Task instructions:
Filter these entries, keeping only lines that hold the word "fantastic".

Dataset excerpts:

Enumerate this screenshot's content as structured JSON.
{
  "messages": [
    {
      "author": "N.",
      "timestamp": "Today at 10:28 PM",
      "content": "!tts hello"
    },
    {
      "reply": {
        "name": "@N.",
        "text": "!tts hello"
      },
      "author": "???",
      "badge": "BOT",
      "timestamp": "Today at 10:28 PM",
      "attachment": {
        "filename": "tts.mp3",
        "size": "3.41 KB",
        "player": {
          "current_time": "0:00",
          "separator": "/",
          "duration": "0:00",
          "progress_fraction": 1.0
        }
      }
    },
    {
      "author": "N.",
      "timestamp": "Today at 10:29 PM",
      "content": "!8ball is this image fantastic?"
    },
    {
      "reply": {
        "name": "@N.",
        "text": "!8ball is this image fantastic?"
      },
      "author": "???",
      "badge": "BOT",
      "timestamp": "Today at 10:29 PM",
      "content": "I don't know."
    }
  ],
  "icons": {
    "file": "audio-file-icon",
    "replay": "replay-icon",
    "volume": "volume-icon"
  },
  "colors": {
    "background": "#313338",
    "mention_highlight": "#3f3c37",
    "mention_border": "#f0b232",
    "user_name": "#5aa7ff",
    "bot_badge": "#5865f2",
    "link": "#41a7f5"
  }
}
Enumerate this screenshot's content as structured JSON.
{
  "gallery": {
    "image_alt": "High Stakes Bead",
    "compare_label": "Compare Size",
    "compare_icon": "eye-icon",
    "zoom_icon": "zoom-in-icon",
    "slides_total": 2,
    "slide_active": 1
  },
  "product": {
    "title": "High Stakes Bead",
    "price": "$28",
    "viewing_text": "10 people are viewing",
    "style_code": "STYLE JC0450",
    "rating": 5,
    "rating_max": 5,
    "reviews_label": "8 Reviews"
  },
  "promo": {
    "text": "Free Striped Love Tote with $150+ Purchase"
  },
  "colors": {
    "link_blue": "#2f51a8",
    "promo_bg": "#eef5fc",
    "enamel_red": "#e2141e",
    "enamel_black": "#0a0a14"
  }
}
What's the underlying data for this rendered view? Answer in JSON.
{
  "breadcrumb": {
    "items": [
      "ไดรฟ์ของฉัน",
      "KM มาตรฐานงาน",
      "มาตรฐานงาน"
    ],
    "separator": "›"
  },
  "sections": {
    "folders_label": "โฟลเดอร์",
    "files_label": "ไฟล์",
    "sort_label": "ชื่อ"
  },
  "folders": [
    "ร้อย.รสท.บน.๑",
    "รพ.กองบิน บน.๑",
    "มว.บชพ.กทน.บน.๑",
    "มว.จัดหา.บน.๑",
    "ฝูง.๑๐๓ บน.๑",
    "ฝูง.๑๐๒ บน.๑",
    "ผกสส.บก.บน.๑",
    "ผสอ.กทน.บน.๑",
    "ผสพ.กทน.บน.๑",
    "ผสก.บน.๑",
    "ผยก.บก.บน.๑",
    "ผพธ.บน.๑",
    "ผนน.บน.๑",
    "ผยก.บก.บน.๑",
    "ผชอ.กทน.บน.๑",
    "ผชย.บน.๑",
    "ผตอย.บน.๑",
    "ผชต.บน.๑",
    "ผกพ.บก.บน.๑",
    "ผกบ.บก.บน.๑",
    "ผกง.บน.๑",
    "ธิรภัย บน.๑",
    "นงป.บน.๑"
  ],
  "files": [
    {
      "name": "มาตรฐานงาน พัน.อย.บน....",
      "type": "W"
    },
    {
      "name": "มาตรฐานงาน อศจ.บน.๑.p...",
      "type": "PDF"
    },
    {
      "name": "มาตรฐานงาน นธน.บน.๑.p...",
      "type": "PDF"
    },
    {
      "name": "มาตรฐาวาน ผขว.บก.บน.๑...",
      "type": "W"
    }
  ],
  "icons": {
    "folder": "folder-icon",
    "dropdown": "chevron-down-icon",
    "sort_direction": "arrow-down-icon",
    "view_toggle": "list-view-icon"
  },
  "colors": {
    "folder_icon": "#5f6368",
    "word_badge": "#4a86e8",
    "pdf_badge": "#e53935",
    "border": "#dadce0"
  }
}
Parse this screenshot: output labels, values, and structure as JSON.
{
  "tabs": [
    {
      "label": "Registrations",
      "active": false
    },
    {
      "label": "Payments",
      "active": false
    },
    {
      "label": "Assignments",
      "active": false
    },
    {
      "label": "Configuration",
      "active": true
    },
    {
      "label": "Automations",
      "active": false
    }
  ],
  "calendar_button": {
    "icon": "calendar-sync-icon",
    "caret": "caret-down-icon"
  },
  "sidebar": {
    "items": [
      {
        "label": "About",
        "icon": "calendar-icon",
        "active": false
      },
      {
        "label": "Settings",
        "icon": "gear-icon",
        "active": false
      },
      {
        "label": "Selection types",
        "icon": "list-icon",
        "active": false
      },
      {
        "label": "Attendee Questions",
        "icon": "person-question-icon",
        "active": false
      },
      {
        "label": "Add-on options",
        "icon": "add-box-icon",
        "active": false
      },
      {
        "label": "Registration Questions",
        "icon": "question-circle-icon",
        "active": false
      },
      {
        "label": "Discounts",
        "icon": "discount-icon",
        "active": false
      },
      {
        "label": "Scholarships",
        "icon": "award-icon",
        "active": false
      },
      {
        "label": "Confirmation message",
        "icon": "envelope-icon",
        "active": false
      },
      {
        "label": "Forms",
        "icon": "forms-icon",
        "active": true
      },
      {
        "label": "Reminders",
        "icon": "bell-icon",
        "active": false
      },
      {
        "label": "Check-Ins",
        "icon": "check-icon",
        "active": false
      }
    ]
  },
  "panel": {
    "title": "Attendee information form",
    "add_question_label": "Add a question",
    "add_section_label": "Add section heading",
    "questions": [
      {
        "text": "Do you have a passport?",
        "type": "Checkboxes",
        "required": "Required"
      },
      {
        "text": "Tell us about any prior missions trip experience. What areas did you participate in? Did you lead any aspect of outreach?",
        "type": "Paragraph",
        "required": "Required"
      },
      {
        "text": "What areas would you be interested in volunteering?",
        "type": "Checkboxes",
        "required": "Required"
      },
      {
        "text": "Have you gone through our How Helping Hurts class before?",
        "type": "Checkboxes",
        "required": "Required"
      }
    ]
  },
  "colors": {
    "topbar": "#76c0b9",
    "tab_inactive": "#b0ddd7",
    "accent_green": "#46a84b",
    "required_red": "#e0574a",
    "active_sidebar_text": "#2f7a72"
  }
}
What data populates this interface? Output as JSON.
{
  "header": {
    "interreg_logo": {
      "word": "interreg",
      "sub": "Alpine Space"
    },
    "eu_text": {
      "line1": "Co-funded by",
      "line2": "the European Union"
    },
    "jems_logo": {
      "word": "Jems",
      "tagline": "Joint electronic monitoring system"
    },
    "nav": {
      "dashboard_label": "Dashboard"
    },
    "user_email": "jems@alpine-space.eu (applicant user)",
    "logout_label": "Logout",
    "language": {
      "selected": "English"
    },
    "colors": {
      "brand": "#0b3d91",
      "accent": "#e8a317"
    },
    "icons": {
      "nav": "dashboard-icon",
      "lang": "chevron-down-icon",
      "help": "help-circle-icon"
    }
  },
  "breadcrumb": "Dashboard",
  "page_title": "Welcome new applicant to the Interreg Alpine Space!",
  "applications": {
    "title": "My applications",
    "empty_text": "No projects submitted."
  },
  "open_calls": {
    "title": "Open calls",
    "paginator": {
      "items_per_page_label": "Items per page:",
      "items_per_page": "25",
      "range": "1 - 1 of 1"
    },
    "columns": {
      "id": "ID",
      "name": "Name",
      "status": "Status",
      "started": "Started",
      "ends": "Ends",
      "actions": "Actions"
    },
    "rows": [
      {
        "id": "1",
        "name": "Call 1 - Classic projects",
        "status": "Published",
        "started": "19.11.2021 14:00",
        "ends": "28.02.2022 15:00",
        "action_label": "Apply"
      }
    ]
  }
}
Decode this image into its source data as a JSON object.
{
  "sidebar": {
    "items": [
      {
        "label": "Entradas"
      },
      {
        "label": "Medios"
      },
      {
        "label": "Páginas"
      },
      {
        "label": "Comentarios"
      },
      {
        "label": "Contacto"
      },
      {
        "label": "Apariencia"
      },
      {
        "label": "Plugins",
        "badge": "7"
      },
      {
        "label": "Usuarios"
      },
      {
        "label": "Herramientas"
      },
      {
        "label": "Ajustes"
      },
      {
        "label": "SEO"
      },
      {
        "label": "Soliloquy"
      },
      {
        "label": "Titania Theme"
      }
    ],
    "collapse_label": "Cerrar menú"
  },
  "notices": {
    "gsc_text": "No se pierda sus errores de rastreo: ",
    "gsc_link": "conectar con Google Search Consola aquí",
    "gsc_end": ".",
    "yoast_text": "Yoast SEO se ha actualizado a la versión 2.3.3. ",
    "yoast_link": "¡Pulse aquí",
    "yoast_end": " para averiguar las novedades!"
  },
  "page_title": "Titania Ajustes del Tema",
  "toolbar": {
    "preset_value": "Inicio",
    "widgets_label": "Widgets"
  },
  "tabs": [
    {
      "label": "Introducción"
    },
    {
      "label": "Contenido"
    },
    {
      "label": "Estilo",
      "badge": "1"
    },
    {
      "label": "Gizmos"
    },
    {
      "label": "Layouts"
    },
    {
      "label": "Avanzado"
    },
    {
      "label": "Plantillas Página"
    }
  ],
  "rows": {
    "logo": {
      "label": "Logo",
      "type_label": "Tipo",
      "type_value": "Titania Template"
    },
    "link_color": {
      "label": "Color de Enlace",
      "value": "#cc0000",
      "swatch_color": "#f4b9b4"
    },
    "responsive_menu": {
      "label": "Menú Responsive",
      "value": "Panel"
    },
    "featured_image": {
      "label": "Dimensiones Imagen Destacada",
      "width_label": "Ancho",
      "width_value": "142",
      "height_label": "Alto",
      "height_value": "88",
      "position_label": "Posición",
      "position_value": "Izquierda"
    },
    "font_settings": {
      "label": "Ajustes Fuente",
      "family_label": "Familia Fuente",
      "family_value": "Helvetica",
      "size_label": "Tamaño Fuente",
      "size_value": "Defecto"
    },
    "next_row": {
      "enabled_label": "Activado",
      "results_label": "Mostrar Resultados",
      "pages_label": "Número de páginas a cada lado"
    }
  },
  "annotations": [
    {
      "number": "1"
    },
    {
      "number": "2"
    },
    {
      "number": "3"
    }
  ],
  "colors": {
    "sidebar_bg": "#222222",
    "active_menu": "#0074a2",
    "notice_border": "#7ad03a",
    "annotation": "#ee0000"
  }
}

Task output:
      "content": "!8ball is this image fantastic?"
        "text": "!8ball is this image fantastic?"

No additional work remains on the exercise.